**WHAT IS BEING ASKED**.
Where a line holds "greens", copy it.

## start INFORMATION SHOWN

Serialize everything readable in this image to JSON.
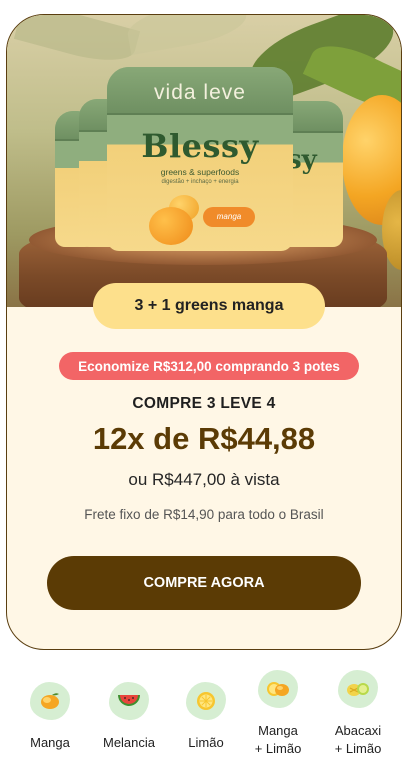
{
  "hero": {
    "jar_brand": "vida leve",
    "jar_product": "Blessy",
    "jar_subtitle": "greens & superfoods",
    "jar_tagline": "digestão + inchaço + energia",
    "jar_flavor_tag": "manga"
  },
  "bundle": {
    "pill_label": "3 + 1 greens manga",
    "savings_badge": "Economize R$312,00 comprando 3 potes",
    "offer_title": "COMPRE 3 LEVE 4",
    "installments": "12x de R$44,88",
    "cash_price": "ou R$447,00 à vista",
    "shipping": "Frete fixo de R$14,90 para todo o Brasil",
    "cta_label": "COMPRE AGORA"
  },
  "flavors": [
    {
      "label": "Manga",
      "icon": "mango-icon"
    },
    {
      "label": "Melancia",
      "icon": "watermelon-icon"
    },
    {
      "label": "Limão",
      "icon": "lemon-icon"
    },
    {
      "label_line1": "Manga",
      "label_line2": "+ Limão",
      "icon": "mango-lemon-icon"
    },
    {
      "label_line1": "Abacaxi",
      "label_line2": "+ Limão",
      "icon": "pineapple-lemon-icon"
    }
  ],
  "colors": {
    "card_bg": "#fff7e6",
    "card_border": "#5a3e10",
    "pill_bg": "#fde08c",
    "savings_bg": "#f26566",
    "price_color": "#5b3b05",
    "cta_bg": "#5b3b05",
    "flavor_blob": "#d6eed2"
  }
}
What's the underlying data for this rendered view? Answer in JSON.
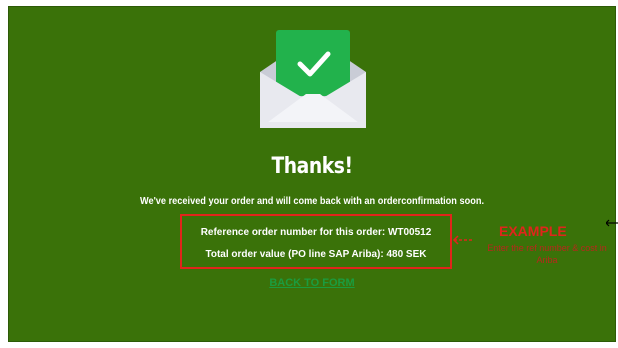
{
  "page": {
    "title": "Thanks!",
    "message": "We've received your order and will come back with an orderconfirmation soon.",
    "reference_line": "Reference order number for this order: WT00512",
    "total_line": "Total order value (PO line SAP Ariba): 480 SEK",
    "back_link": "BACK TO FORM"
  },
  "annotation": {
    "label": "EXAMPLE",
    "note": "Enter the ref number & cost in Ariba"
  },
  "icons": {
    "envelope": "envelope-check-icon"
  },
  "colors": {
    "background": "#3a7209",
    "highlight": "#e0251b",
    "link": "#1b9c3f",
    "check_card": "#22b24c"
  }
}
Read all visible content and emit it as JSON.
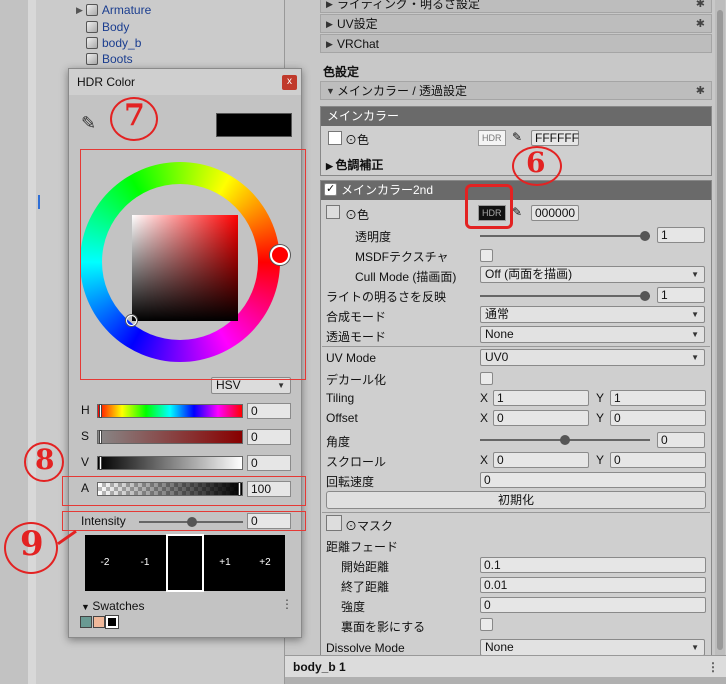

## end INFORMATION SHOWN

**COMPLETE RESPONSE**.
    "jar_subtitle": "greens & superfoods",
    "pill_label": "3 + 1 greens manga",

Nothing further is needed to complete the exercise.